What you will do:
a) In the account of the HB-1169 committee hearing, repeat word for word the passage from "Landowner/Donors:  Three of" to "at the meeting.".
b) Pick up the account of the HB-1169 committee hearing after its final sentence and keep writing.

Source:
Yesterday a Special Review Committee met in the Colorado State Capital to review HB-1169.  This Bill was an amnesty effort to grandfather in all tax credits from 2003-2007 as a way to end the approximately 500+ tax-credit-disallowance cases now pending in Colorado.  The Bill was originally sponsored by State Representative Wes McKinley and co-sponsored by Speaker Terrance Carroll.  In addition to the Committee members (Brian Del Grosso; Cheri Gerou, John Kefalas, Jeanne Labuda), there were several other legislators present, most from the Finance Committee and at least one whose oversight included the Department of Regulatory Agencies.
 
The Bill was originally vehemently opposed by the Governor and had been “Put-over Indefinitely” for further study (see Blog #26: “Yes, it can get worse”).  The Governor instead endorsed a mediation process for negotiating each case to a resolution designed to gain some income for the State.  The Department of Revenue was charged with evaluating each case and making recommendations to the Attorney General for negotiation compromises relative to mediation.  However, then the budget for the Department of Revenue was severely limited—as all budgets are at this point—and the Department of Revenue could not afford to hire appraisers and properly evaluate cases.  So, all the Department has done to date is assign someone to review the returns involving conservation easements and disallow whatever ones they decide to disallow.  Where the mediation process stands, whether or not it is actually binding upon any of the involved parties—i.e. donors, purchasers--; and who is going to pay for it seems to be undetermined.
 
Wes McKinley chaired the meeting and gave the Executive Director of the Department of Revenue one hour—including questions from the audience—to present her Department’s position regarding the process now in place.  Wes then gave Landowner/Donors one hour to present their position and suggestions to the Committee—also including questions from the audience and the legislators.  And finally, he gave those who purchased tax credits one hour to present their position, suggestions and responses to questions.
 
Revenue: Essentially, the position of the Director of Revenue is that she “is doing all she can with the budget she has,” and although it is devastating to many of us, we “are not alone and must just see it through” because she and her department are all good people doing their best.
 
Landowner/Donors:  Three of our partners, Marsh, Walt, and Paul went with me to the meeting.  Marsh and Walt—both of whom are lawyers—spent time helping me prepare to speak for our partners at the meeting.

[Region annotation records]
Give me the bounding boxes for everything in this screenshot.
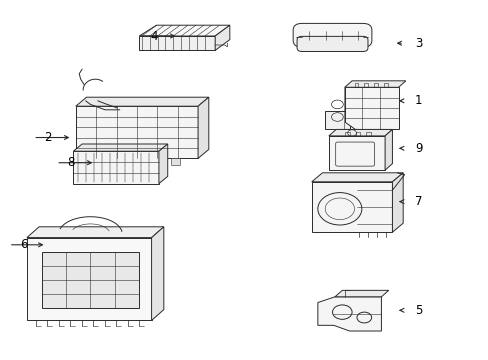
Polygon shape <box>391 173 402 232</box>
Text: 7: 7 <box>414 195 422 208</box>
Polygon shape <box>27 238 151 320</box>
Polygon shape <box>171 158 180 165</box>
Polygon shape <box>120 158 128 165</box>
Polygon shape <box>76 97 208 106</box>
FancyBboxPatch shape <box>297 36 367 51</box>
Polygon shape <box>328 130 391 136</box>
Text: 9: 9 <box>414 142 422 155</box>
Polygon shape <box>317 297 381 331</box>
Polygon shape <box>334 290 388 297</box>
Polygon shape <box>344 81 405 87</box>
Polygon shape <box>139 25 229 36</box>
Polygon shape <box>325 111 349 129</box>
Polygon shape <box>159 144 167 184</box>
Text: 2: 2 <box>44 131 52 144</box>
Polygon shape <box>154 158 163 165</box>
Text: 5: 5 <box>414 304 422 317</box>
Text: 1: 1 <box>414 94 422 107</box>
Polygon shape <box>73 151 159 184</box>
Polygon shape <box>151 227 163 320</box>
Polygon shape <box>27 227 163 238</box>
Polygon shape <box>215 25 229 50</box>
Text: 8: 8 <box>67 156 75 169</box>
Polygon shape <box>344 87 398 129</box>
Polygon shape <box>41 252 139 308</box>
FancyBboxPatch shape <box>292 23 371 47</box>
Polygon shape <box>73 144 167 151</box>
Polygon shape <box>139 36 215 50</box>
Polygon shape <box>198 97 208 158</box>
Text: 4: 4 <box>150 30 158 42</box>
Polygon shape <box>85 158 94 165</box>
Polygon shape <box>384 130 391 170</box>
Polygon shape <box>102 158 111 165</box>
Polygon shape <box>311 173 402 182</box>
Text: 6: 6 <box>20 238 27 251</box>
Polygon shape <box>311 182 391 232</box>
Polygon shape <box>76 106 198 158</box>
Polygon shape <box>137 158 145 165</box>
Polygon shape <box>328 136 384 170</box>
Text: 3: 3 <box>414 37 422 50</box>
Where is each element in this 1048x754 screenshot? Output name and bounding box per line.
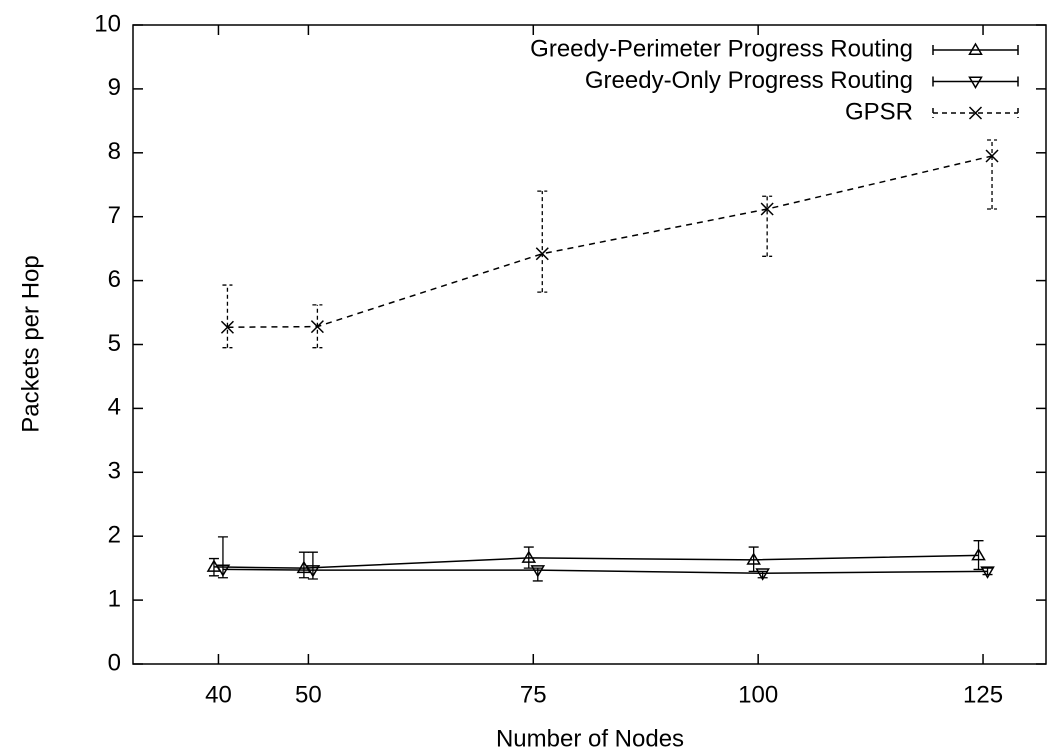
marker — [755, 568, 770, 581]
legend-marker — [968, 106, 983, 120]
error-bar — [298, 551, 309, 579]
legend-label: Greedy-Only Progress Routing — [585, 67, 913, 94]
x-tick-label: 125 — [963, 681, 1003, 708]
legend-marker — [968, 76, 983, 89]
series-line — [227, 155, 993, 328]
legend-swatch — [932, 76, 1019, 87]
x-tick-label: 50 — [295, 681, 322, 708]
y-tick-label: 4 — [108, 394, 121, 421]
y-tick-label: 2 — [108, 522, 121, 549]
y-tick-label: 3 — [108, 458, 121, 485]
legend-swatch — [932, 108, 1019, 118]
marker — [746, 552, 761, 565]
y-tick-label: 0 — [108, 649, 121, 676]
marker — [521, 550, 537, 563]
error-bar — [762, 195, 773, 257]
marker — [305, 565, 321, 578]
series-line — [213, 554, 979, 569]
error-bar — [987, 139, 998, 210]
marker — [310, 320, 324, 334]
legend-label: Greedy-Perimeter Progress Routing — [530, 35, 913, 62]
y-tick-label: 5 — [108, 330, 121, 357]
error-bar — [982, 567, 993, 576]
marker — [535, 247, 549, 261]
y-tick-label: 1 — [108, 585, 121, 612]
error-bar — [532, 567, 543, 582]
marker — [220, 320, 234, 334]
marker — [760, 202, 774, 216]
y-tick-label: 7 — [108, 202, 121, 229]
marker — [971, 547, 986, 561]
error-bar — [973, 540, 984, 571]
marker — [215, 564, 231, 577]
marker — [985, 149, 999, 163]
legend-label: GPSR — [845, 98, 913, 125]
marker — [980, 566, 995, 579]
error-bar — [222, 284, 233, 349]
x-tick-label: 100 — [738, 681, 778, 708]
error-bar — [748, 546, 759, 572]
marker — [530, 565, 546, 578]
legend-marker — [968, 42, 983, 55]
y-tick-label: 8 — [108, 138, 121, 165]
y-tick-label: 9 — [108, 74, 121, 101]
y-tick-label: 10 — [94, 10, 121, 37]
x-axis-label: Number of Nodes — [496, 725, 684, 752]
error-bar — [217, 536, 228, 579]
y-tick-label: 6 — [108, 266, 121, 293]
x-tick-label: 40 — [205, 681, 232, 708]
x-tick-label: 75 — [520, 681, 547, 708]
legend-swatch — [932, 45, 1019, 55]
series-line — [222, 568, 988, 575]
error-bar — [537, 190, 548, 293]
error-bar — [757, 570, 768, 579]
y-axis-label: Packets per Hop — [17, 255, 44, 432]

Task-by-task outputs:
a)
Landowner/Donors:  Three of our partners, Marsh, Walt, and Paul went with me to the meeting.  Marsh and Walt—both of whom are lawyers—spent time helping me prepare to speak for our partners at the meeting.

b)
Our Presentation: When the Chair called for input from Landowners/Donors I was first on my feet to speak in behalf of all of you. The essence of what I presented is outlined below in the Handout (I left copies for each legislator at the end of my comments).  However, mostly because of the presentation of the Director of Revenue I decided it was necessary to change the tone of the meeting.  Therefore, I focused upon attacking the process:
 
1.    First, using our cases as a prime example of what is wrong with the process I told them about the fact that “an agent for the State brought one of our appraisers to a hearing under the Department of Regulatory Agencies for overvaluation of our properties.”  Then, after the hearing officer expressly found “No evidence of overvaluation,” that same agent (Erin Toll) reporting what she claimed was the evidence provided to the Real Estate Commission (a part of the Department of Regulatory Agencies) quoted only the allegations brought against the appraiser, and never mentioned the actual findings of “No evidence of overvaluation.”  On that false basis they literally drove the appraiser out of business and I think out of Colorado.  Further, those same false allegations now appear in the attack upon our donations by the IRS and the Colorado Department of Revenue, and the actual hearing result: “No evidence of overvaluation,” appears to be forever lost.
 
2.    When heads began to nod in affirmation of what I was saying, I knew the strategy was working and that it was the right strategy.  Therefore I began to seriously attack the fact that the easement program was formulated in the first place by the State to entice people to participate; that it worked; and that if it was faulty it was the State’s fault and not ours.
 
3.    When the audience began interrupting me with applause it was clear the tone had changed.  The concept of letting the Revenue Department grind their way through these cases at their own speed and without clear guidelines is entirely unacceptable, abusive, and probably unconstitutional.
 
4.    Essentially, the rest of my presentation pretty much followed the Handout included below.
 
5.    Many other Landowner/Donors spoke, telling some really sad and financially devastating stories, but with the new tone clearly evident: We cannot live with this current approach.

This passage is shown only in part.